- [TASK DESCRIPTION] Images are not part of the copy; write out the rest of the data exactly as given.

(Dataset items)
-- begin --

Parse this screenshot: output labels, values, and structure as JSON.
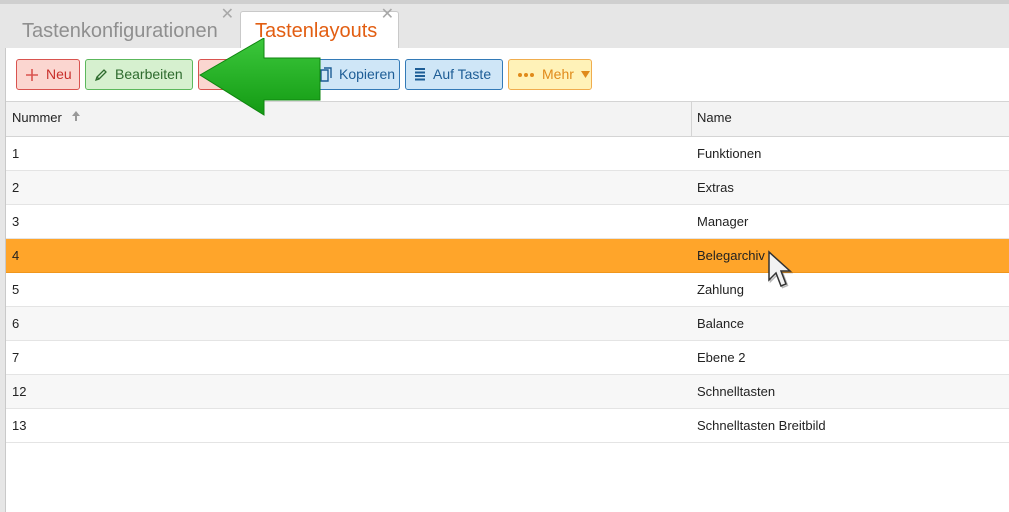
{
  "tabs": [
    {
      "label": "Tastenkonfigurationen",
      "active": false
    },
    {
      "label": "Tastenlayouts",
      "active": true
    }
  ],
  "toolbar": {
    "new_label": "Neu",
    "edit_label": "Bearbeiten",
    "copy_label": "Kopieren",
    "key_label": "Auf Taste",
    "more_label": "Mehr"
  },
  "table": {
    "columns": [
      "Nummer",
      "Name"
    ],
    "rows": [
      {
        "number": "1",
        "name": "Funktionen"
      },
      {
        "number": "2",
        "name": "Extras"
      },
      {
        "number": "3",
        "name": "Manager"
      },
      {
        "number": "4",
        "name": "Belegarchiv",
        "selected": true
      },
      {
        "number": "5",
        "name": "Zahlung"
      },
      {
        "number": "6",
        "name": "Balance"
      },
      {
        "number": "7",
        "name": "Ebene 2"
      },
      {
        "number": "12",
        "name": "Schnelltasten"
      },
      {
        "number": "13",
        "name": "Schnelltasten Breitbild"
      }
    ]
  },
  "colors": {
    "selected_row": "#ffa52a",
    "active_tab_text": "#e25e12",
    "arrow": "#1aa81a"
  },
  "icons": {
    "new": "plus-icon",
    "edit": "pencil-icon",
    "copy": "copy-icon",
    "key": "list-icon",
    "more": "dots-icon",
    "sort": "sort-up-icon",
    "close": "close-icon"
  }
}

-- end --

- [RESULT FOR THIS EXERCISE]
Parse this screenshot: output labels, values, and structure as JSON.
{
  "tabs": [
    {
      "label": "Tastenkonfigurationen",
      "active": false
    },
    {
      "label": "Tastenlayouts",
      "active": true
    }
  ],
  "toolbar": {
    "new_label": "Neu",
    "edit_label": "Bearbeiten",
    "copy_label": "Kopieren",
    "key_label": "Auf Taste",
    "more_label": "Mehr"
  },
  "table": {
    "columns": [
      "Nummer",
      "Name"
    ],
    "rows": [
      {
        "number": "1",
        "name": "Funktionen"
      },
      {
        "number": "2",
        "name": "Extras"
      },
      {
        "number": "3",
        "name": "Manager"
      },
      {
        "number": "4",
        "name": "Belegarchiv",
        "selected": true
      },
      {
        "number": "5",
        "name": "Zahlung"
      },
      {
        "number": "6",
        "name": "Balance"
      },
      {
        "number": "7",
        "name": "Ebene 2"
      },
      {
        "number": "12",
        "name": "Schnelltasten"
      },
      {
        "number": "13",
        "name": "Schnelltasten Breitbild"
      }
    ]
  },
  "colors": {
    "selected_row": "#ffa52a",
    "active_tab_text": "#e25e12",
    "arrow": "#1aa81a"
  },
  "icons": {
    "new": "plus-icon",
    "edit": "pencil-icon",
    "copy": "copy-icon",
    "key": "list-icon",
    "more": "dots-icon",
    "sort": "sort-up-icon",
    "close": "close-icon"
  }
}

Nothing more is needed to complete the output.